TASK: Go through the data and copy every line exactly, but not the images.

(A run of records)
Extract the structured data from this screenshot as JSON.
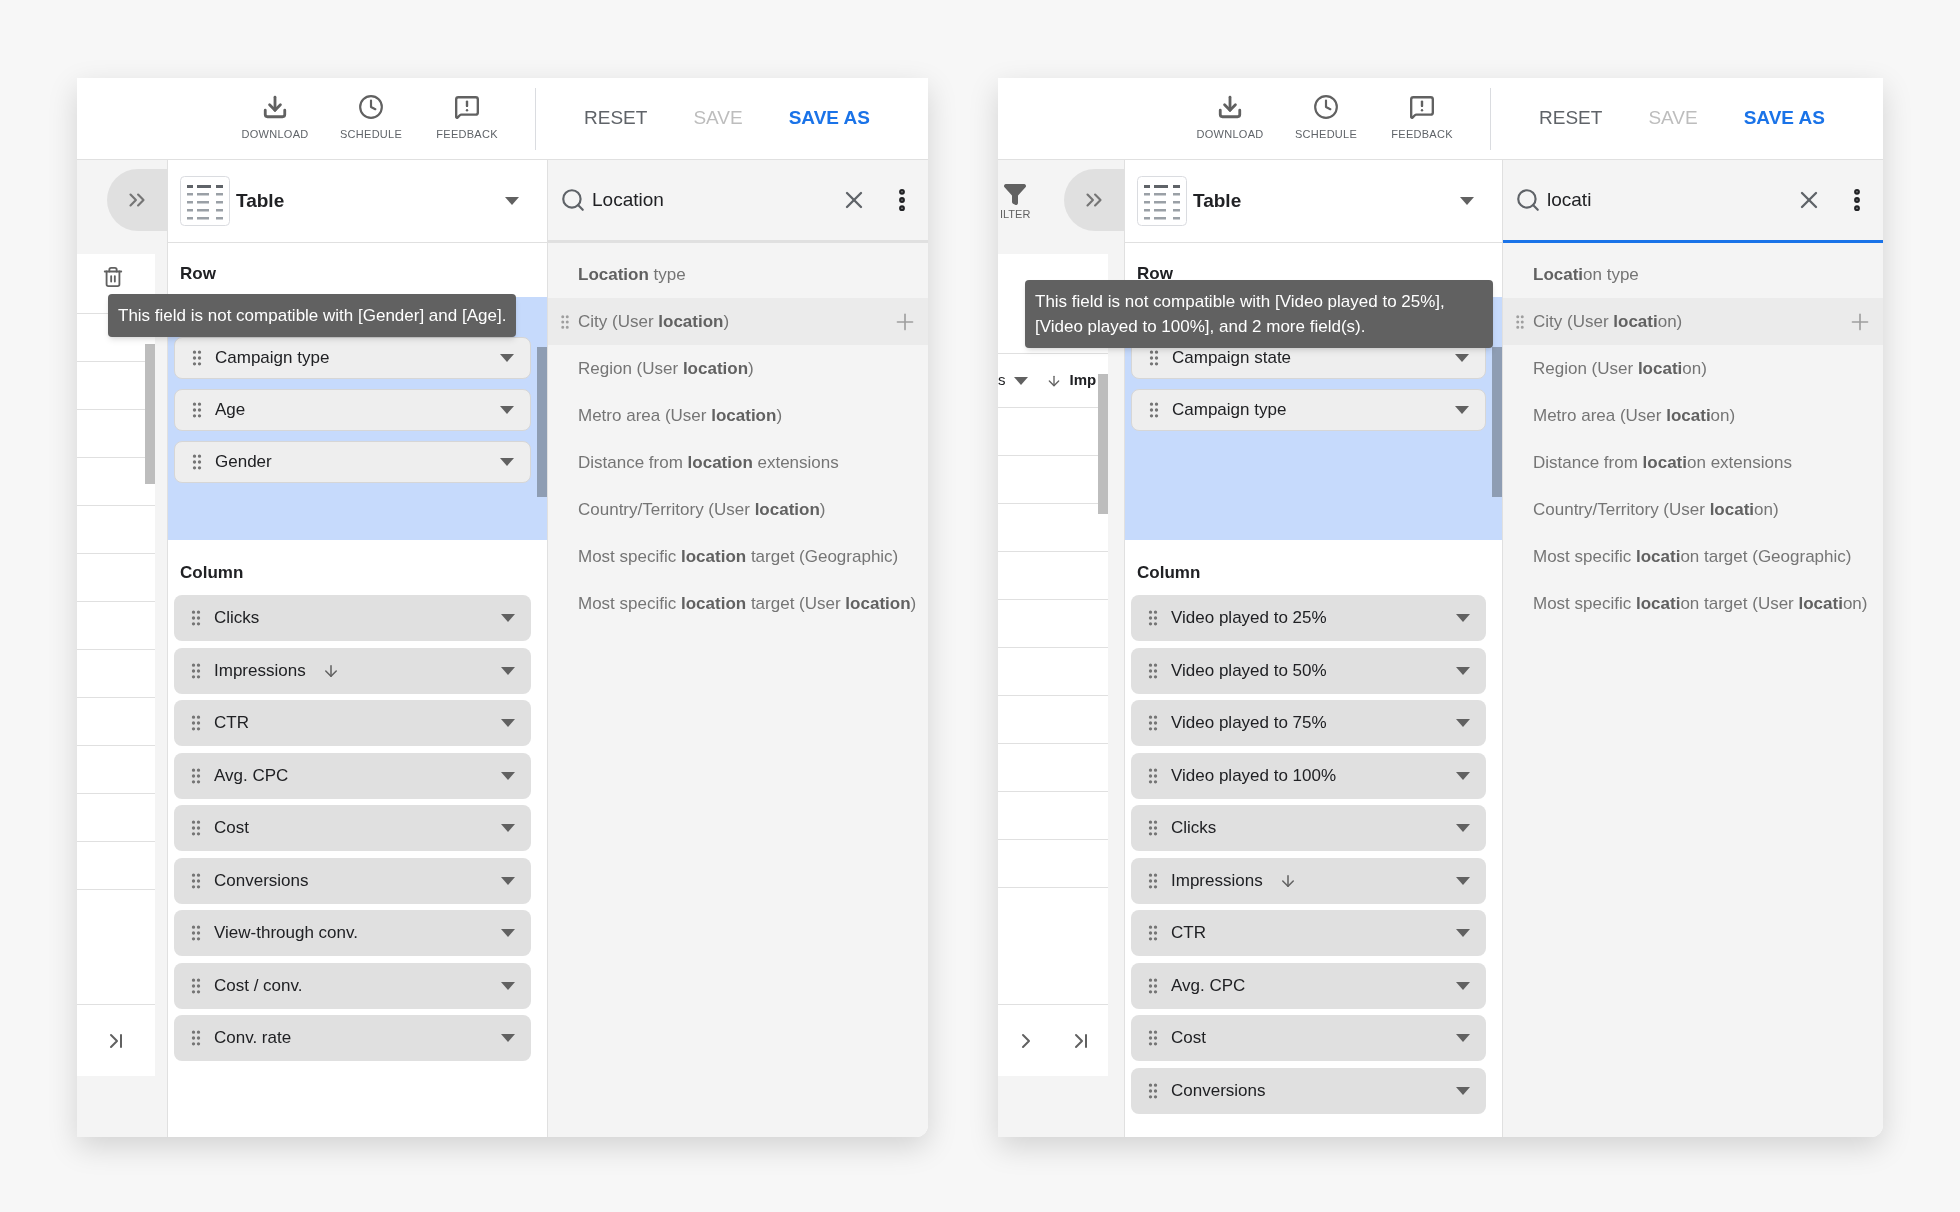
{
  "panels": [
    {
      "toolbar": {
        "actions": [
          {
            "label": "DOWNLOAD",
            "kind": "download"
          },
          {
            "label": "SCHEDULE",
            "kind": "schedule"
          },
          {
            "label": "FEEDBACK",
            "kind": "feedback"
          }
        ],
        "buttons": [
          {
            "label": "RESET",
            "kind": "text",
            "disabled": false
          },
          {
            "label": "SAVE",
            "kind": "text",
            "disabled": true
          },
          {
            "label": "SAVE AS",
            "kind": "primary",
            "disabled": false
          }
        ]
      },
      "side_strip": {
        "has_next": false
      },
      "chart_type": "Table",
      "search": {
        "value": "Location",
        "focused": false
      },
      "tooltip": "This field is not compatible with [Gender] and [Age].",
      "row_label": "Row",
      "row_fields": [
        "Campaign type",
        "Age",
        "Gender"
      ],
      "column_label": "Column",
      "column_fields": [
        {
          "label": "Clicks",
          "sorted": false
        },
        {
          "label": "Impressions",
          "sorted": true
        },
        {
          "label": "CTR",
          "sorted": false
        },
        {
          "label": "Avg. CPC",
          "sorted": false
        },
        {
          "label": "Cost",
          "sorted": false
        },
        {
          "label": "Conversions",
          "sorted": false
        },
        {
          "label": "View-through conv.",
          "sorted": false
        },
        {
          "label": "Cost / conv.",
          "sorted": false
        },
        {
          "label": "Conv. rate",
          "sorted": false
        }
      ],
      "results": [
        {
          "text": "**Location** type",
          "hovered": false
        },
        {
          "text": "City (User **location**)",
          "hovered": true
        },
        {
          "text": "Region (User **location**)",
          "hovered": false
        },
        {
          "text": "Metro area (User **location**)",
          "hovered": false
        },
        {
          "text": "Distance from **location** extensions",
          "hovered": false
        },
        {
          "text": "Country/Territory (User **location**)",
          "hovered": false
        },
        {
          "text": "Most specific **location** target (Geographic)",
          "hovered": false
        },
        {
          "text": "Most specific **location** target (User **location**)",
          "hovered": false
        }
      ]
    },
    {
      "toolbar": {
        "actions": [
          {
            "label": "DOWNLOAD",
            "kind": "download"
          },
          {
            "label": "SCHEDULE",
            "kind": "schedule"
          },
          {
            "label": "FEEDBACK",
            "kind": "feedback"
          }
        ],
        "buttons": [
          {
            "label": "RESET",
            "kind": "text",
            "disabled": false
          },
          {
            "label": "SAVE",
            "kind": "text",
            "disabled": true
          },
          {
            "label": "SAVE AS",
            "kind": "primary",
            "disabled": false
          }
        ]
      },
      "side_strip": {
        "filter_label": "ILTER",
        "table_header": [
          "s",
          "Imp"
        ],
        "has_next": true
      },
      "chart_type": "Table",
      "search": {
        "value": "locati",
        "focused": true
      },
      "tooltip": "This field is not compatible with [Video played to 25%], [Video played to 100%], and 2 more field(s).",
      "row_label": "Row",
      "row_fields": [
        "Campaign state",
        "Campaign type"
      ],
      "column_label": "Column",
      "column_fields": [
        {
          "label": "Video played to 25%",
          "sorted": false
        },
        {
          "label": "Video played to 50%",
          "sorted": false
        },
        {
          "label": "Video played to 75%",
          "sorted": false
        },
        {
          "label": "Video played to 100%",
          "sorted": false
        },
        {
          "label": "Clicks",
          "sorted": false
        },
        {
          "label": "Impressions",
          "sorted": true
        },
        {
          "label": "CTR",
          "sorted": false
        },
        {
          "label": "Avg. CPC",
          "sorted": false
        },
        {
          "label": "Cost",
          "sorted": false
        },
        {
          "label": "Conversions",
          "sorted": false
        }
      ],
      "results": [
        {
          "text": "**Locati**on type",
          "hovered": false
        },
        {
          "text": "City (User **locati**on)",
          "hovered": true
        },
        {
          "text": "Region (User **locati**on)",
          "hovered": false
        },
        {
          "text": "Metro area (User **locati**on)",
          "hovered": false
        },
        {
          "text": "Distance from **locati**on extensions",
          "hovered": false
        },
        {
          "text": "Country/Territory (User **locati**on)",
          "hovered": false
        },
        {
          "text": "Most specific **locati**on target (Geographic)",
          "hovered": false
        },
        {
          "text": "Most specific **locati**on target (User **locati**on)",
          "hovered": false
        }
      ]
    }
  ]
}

ANSWER FOR THIS EXERCISE:
Extract the structured data from this screenshot as JSON.
{
  "panels": [
    {
      "toolbar": {
        "actions": [
          {
            "label": "DOWNLOAD",
            "kind": "download"
          },
          {
            "label": "SCHEDULE",
            "kind": "schedule"
          },
          {
            "label": "FEEDBACK",
            "kind": "feedback"
          }
        ],
        "buttons": [
          {
            "label": "RESET",
            "kind": "text",
            "disabled": false
          },
          {
            "label": "SAVE",
            "kind": "text",
            "disabled": true
          },
          {
            "label": "SAVE AS",
            "kind": "primary",
            "disabled": false
          }
        ]
      },
      "side_strip": {
        "has_next": false
      },
      "chart_type": "Table",
      "search": {
        "value": "Location",
        "focused": false
      },
      "tooltip": "This field is not compatible with [Gender] and [Age].",
      "row_label": "Row",
      "row_fields": [
        "Campaign type",
        "Age",
        "Gender"
      ],
      "column_label": "Column",
      "column_fields": [
        {
          "label": "Clicks",
          "sorted": false
        },
        {
          "label": "Impressions",
          "sorted": true
        },
        {
          "label": "CTR",
          "sorted": false
        },
        {
          "label": "Avg. CPC",
          "sorted": false
        },
        {
          "label": "Cost",
          "sorted": false
        },
        {
          "label": "Conversions",
          "sorted": false
        },
        {
          "label": "View-through conv.",
          "sorted": false
        },
        {
          "label": "Cost / conv.",
          "sorted": false
        },
        {
          "label": "Conv. rate",
          "sorted": false
        }
      ],
      "results": [
        {
          "text": "**Location** type",
          "hovered": false
        },
        {
          "text": "City (User **location**)",
          "hovered": true
        },
        {
          "text": "Region (User **location**)",
          "hovered": false
        },
        {
          "text": "Metro area (User **location**)",
          "hovered": false
        },
        {
          "text": "Distance from **location** extensions",
          "hovered": false
        },
        {
          "text": "Country/Territory (User **location**)",
          "hovered": false
        },
        {
          "text": "Most specific **location** target (Geographic)",
          "hovered": false
        },
        {
          "text": "Most specific **location** target (User **location**)",
          "hovered": false
        }
      ]
    },
    {
      "toolbar": {
        "actions": [
          {
            "label": "DOWNLOAD",
            "kind": "download"
          },
          {
            "label": "SCHEDULE",
            "kind": "schedule"
          },
          {
            "label": "FEEDBACK",
            "kind": "feedback"
          }
        ],
        "buttons": [
          {
            "label": "RESET",
            "kind": "text",
            "disabled": false
          },
          {
            "label": "SAVE",
            "kind": "text",
            "disabled": true
          },
          {
            "label": "SAVE AS",
            "kind": "primary",
            "disabled": false
          }
        ]
      },
      "side_strip": {
        "filter_label": "ILTER",
        "table_header": [
          "s",
          "Imp"
        ],
        "has_next": true
      },
      "chart_type": "Table",
      "search": {
        "value": "locati",
        "focused": true
      },
      "tooltip": "This field is not compatible with [Video played to 25%], [Video played to 100%], and 2 more field(s).",
      "row_label": "Row",
      "row_fields": [
        "Campaign state",
        "Campaign type"
      ],
      "column_label": "Column",
      "column_fields": [
        {
          "label": "Video played to 25%",
          "sorted": false
        },
        {
          "label": "Video played to 50%",
          "sorted": false
        },
        {
          "label": "Video played to 75%",
          "sorted": false
        },
        {
          "label": "Video played to 100%",
          "sorted": false
        },
        {
          "label": "Clicks",
          "sorted": false
        },
        {
          "label": "Impressions",
          "sorted": true
        },
        {
          "label": "CTR",
          "sorted": false
        },
        {
          "label": "Avg. CPC",
          "sorted": false
        },
        {
          "label": "Cost",
          "sorted": false
        },
        {
          "label": "Conversions",
          "sorted": false
        }
      ],
      "results": [
        {
          "text": "**Locati**on type",
          "hovered": false
        },
        {
          "text": "City (User **locati**on)",
          "hovered": true
        },
        {
          "text": "Region (User **locati**on)",
          "hovered": false
        },
        {
          "text": "Metro area (User **locati**on)",
          "hovered": false
        },
        {
          "text": "Distance from **locati**on extensions",
          "hovered": false
        },
        {
          "text": "Country/Territory (User **locati**on)",
          "hovered": false
        },
        {
          "text": "Most specific **locati**on target (Geographic)",
          "hovered": false
        },
        {
          "text": "Most specific **locati**on target (User **locati**on)",
          "hovered": false
        }
      ]
    }
  ]
}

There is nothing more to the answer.